# DATA ENTRIES
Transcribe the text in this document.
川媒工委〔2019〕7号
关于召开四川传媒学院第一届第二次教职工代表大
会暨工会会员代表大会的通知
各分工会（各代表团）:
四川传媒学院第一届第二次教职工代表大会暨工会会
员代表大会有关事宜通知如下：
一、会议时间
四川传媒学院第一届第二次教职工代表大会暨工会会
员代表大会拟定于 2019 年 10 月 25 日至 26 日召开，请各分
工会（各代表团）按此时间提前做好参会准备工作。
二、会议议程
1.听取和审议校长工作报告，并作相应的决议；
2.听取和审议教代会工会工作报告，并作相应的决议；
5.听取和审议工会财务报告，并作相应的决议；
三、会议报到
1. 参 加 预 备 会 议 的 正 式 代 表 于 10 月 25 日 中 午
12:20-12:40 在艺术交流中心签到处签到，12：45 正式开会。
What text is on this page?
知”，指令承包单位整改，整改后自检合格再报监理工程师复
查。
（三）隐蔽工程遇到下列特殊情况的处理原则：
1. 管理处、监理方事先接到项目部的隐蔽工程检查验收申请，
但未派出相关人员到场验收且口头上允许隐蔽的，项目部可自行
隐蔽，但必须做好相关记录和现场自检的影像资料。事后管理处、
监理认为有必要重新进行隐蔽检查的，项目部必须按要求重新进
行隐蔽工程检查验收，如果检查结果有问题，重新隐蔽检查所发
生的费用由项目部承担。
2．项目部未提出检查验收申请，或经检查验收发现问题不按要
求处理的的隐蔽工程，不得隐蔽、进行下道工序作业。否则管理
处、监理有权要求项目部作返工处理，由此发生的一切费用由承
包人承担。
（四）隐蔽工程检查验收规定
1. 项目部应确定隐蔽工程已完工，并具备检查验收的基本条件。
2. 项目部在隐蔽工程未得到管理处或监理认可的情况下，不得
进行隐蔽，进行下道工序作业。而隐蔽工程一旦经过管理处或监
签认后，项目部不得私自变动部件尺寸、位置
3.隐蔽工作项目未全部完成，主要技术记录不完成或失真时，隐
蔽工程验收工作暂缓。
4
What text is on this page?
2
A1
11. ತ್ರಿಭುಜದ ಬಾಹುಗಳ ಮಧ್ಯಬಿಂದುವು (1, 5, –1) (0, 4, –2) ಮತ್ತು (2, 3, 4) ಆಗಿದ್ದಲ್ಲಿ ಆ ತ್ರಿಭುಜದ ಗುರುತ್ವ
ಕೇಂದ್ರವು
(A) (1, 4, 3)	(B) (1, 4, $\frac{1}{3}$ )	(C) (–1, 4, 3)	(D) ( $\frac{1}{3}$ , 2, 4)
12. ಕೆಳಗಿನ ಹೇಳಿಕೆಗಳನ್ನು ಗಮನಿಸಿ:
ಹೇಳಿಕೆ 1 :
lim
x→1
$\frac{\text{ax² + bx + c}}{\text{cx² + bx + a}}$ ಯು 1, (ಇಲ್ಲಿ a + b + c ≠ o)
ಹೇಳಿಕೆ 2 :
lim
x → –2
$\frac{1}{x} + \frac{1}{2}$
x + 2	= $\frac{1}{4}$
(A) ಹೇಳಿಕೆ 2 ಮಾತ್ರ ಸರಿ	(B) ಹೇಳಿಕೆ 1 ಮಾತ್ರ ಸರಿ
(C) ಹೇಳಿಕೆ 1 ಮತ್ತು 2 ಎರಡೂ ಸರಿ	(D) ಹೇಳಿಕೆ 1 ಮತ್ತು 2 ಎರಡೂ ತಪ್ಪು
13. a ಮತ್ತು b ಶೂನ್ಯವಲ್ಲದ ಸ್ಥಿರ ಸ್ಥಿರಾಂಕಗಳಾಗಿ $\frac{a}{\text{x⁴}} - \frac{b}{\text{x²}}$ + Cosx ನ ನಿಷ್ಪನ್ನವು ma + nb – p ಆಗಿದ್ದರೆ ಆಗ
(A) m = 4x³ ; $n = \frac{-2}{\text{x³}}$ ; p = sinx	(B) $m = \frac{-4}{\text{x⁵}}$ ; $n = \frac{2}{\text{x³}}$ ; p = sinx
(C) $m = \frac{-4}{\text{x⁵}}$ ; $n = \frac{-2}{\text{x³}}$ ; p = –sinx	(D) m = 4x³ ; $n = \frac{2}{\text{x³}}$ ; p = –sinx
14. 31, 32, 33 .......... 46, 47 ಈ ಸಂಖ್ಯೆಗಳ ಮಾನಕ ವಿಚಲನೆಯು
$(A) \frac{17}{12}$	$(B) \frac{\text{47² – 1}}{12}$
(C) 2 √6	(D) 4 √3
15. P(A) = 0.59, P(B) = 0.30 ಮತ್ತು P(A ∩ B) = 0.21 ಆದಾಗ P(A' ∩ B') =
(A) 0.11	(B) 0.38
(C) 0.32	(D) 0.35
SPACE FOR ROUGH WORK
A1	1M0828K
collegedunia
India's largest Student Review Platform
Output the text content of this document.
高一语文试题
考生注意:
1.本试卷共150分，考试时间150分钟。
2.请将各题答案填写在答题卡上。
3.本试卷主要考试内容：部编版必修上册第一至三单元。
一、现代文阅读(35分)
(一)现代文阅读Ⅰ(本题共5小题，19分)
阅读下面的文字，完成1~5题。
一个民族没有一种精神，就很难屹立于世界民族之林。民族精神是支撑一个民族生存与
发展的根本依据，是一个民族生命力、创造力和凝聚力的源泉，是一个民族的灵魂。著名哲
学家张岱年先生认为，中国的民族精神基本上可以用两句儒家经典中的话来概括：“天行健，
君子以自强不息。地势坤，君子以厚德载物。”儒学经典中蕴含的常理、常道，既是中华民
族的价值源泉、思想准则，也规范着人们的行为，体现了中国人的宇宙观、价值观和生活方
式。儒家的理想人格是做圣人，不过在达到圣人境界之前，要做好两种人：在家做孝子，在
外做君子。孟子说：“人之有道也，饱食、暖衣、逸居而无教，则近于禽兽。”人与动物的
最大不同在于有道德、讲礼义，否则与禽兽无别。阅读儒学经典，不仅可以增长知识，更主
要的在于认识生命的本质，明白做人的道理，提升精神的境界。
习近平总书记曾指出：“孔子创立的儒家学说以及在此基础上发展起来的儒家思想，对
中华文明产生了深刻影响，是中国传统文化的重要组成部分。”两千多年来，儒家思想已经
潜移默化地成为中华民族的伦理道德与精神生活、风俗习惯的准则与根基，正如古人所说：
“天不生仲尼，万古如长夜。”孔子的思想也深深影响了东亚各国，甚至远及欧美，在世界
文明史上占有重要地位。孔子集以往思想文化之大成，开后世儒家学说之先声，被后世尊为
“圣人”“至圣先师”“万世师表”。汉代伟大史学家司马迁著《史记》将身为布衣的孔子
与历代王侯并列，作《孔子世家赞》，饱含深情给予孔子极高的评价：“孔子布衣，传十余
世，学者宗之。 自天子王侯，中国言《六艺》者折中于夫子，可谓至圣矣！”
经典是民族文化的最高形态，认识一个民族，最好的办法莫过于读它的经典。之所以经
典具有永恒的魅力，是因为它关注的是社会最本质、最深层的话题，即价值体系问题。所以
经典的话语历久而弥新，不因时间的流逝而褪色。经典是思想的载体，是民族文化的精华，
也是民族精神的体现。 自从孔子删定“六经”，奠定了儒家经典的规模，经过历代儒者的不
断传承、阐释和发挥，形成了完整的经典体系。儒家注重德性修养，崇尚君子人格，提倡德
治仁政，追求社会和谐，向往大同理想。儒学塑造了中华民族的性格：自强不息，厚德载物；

# SET TASK
Your task is to transcribe the line containing "Output the text content of this document." and every line after it, through the last line of the data, exactly as written and with nothing more.

# SOLUTION TO THIS TASK
Output the text content of this document.
高一语文试题
考生注意:
1.本试卷共150分，考试时间150分钟。
2.请将各题答案填写在答题卡上。
3.本试卷主要考试内容：部编版必修上册第一至三单元。
一、现代文阅读(35分)
(一)现代文阅读Ⅰ(本题共5小题，19分)
阅读下面的文字，完成1~5题。
一个民族没有一种精神，就很难屹立于世界民族之林。民族精神是支撑一个民族生存与
发展的根本依据，是一个民族生命力、创造力和凝聚力的源泉，是一个民族的灵魂。著名哲
学家张岱年先生认为，中国的民族精神基本上可以用两句儒家经典中的话来概括：“天行健，
君子以自强不息。地势坤，君子以厚德载物。”儒学经典中蕴含的常理、常道，既是中华民
族的价值源泉、思想准则，也规范着人们的行为，体现了中国人的宇宙观、价值观和生活方
式。儒家的理想人格是做圣人，不过在达到圣人境界之前，要做好两种人：在家做孝子，在
外做君子。孟子说：“人之有道也，饱食、暖衣、逸居而无教，则近于禽兽。”人与动物的
最大不同在于有道德、讲礼义，否则与禽兽无别。阅读儒学经典，不仅可以增长知识，更主
要的在于认识生命的本质，明白做人的道理，提升精神的境界。
习近平总书记曾指出：“孔子创立的儒家学说以及在此基础上发展起来的儒家思想，对
中华文明产生了深刻影响，是中国传统文化的重要组成部分。”两千多年来，儒家思想已经
潜移默化地成为中华民族的伦理道德与精神生活、风俗习惯的准则与根基，正如古人所说：
“天不生仲尼，万古如长夜。”孔子的思想也深深影响了东亚各国，甚至远及欧美，在世界
文明史上占有重要地位。孔子集以往思想文化之大成，开后世儒家学说之先声，被后世尊为
“圣人”“至圣先师”“万世师表”。汉代伟大史学家司马迁著《史记》将身为布衣的孔子
与历代王侯并列，作《孔子世家赞》，饱含深情给予孔子极高的评价：“孔子布衣，传十余
世，学者宗之。 自天子王侯，中国言《六艺》者折中于夫子，可谓至圣矣！”
经典是民族文化的最高形态，认识一个民族，最好的办法莫过于读它的经典。之所以经
典具有永恒的魅力，是因为它关注的是社会最本质、最深层的话题，即价值体系问题。所以
经典的话语历久而弥新，不因时间的流逝而褪色。经典是思想的载体，是民族文化的精华，
也是民族精神的体现。 自从孔子删定“六经”，奠定了儒家经典的规模，经过历代儒者的不
断传承、阐释和发挥，形成了完整的经典体系。儒家注重德性修养，崇尚君子人格，提倡德
治仁政，追求社会和谐，向往大同理想。儒学塑造了中华民族的性格：自强不息，厚德载物；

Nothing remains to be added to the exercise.